__INFORMATION SUPPLIED__:

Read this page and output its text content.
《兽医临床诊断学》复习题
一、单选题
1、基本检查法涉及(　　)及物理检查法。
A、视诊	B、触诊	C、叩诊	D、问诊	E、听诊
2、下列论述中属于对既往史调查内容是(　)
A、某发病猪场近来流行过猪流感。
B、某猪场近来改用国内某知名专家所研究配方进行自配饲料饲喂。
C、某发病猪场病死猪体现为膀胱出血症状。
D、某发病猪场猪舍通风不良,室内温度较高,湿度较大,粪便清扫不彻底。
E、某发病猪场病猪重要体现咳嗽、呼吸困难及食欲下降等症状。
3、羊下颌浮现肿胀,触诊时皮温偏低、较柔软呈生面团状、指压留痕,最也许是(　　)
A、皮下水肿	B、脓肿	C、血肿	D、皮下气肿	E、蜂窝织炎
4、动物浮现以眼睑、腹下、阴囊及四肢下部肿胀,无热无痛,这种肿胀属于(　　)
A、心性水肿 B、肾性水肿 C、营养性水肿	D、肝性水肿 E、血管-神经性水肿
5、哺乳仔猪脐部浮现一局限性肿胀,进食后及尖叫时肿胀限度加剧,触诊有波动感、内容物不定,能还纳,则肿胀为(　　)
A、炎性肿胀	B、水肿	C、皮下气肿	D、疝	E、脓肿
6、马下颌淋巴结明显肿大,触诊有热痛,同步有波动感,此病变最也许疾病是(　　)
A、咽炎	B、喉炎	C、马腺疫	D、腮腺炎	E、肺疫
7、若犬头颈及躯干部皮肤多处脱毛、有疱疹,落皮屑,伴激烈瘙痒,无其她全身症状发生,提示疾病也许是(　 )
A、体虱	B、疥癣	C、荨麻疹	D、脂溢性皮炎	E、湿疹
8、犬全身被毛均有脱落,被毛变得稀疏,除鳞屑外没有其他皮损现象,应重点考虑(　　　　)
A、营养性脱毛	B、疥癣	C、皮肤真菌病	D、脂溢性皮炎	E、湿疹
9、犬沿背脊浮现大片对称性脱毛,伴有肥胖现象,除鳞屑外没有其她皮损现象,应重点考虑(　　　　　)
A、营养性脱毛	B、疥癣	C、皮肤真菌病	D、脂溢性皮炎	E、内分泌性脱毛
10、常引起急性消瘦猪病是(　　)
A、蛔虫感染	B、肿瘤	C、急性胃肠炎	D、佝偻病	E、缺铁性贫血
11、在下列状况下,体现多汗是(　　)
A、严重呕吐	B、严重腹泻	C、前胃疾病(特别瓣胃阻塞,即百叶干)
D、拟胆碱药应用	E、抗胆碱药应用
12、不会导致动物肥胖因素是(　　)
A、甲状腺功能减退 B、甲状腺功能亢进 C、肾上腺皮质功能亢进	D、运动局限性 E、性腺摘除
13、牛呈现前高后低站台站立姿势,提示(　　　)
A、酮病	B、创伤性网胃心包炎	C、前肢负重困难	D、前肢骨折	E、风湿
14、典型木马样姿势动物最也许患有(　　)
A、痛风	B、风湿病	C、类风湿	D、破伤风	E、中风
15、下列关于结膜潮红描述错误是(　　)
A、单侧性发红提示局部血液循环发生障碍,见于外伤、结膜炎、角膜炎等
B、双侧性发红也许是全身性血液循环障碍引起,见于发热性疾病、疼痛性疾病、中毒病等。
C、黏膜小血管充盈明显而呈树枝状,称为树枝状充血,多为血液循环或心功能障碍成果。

__EXERCISE GOAL__: Pick out every line above that contains the word "皮下气肿" and copy it.

__SOLUTION FOR THIS PROBLEM__:
A、皮下水肿	B、脓肿	C、血肿	D、皮下气肿	E、蜂窝织炎
A、炎性肿胀	B、水肿	C、皮下气肿	D、疝	E、脓肿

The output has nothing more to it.